■ TASK REQUIREMENTS ■
Look through the data for the string "Уверен". Copy every line where it is found.
---*---
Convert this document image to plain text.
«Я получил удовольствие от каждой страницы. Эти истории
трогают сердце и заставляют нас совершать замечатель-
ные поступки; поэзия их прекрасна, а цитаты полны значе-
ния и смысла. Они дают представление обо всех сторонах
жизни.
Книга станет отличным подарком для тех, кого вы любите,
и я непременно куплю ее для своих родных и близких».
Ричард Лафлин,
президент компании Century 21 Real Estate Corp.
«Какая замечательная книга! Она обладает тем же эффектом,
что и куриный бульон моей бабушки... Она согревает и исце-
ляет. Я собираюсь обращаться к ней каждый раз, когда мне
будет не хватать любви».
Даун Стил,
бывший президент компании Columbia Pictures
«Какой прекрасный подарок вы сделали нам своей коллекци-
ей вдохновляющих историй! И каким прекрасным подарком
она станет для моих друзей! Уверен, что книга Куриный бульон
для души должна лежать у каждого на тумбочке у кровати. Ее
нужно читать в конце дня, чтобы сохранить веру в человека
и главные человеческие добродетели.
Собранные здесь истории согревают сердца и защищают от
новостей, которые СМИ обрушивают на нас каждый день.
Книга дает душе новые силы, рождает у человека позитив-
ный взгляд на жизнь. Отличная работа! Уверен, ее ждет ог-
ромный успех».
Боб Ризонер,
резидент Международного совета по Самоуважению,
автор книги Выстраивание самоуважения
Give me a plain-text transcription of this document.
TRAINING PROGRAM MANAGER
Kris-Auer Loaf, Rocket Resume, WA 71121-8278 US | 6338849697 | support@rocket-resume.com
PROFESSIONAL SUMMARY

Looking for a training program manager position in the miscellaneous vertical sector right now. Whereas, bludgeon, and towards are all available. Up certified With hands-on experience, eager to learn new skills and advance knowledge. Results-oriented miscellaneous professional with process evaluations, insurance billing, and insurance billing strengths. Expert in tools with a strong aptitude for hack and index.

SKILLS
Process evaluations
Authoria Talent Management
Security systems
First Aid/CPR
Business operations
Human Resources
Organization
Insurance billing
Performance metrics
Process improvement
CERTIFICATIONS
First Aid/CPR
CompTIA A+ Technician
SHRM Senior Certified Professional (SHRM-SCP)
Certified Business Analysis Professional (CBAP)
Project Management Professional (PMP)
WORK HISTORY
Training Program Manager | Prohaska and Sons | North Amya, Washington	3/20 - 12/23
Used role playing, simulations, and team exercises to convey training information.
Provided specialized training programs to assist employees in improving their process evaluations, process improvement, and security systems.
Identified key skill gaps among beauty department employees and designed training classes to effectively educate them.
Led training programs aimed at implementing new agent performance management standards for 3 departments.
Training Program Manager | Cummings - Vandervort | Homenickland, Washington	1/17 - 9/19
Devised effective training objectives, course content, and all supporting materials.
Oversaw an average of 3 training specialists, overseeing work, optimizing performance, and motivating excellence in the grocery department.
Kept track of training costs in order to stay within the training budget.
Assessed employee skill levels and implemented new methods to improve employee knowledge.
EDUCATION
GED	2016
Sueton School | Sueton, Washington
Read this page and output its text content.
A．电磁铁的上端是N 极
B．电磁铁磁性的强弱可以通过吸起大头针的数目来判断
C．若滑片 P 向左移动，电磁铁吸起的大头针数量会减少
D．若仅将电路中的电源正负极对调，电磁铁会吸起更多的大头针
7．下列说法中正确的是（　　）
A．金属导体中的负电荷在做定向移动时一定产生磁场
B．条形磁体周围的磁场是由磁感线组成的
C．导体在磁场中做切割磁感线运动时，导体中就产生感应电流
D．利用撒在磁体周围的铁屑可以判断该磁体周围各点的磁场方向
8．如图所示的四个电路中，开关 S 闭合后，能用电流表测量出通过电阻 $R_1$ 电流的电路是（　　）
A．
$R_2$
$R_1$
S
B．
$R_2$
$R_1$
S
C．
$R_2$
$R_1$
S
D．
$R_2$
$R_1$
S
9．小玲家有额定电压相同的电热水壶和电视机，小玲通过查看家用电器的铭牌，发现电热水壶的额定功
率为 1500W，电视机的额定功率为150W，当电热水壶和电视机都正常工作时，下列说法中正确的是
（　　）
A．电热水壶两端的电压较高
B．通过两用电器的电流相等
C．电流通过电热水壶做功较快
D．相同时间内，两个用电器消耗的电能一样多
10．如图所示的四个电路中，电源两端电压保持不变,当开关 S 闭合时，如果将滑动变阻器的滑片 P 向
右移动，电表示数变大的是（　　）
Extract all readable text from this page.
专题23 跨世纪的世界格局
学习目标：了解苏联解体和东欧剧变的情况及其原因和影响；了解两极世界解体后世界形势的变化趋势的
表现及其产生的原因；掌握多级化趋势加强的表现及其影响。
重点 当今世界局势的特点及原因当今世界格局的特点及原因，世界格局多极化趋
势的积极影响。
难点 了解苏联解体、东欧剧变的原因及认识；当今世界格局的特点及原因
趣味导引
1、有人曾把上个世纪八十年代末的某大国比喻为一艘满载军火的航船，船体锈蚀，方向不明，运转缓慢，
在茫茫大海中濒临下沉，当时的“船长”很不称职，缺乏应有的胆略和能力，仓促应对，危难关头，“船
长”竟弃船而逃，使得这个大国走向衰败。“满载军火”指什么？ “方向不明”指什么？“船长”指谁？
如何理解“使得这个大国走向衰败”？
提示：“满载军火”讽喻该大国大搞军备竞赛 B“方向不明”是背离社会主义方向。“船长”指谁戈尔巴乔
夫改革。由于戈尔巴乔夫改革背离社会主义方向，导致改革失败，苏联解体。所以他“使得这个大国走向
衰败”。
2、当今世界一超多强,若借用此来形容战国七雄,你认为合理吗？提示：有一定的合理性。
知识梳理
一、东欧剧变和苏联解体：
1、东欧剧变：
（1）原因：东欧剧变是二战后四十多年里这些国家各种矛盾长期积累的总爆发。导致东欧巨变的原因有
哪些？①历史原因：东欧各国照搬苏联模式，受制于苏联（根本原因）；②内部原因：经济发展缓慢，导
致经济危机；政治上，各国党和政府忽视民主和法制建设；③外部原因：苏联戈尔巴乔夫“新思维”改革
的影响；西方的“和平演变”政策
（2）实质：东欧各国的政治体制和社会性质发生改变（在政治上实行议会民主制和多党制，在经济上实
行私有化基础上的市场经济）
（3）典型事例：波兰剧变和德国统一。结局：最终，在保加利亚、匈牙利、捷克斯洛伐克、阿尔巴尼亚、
---*---
■ ANSWER TO THIS PROBLEM ■
она станет для моих друзей! Уверен, что книга Куриный бульон
ный взгляд на жизнь. Отличная работа! Уверен, ее ждет ог-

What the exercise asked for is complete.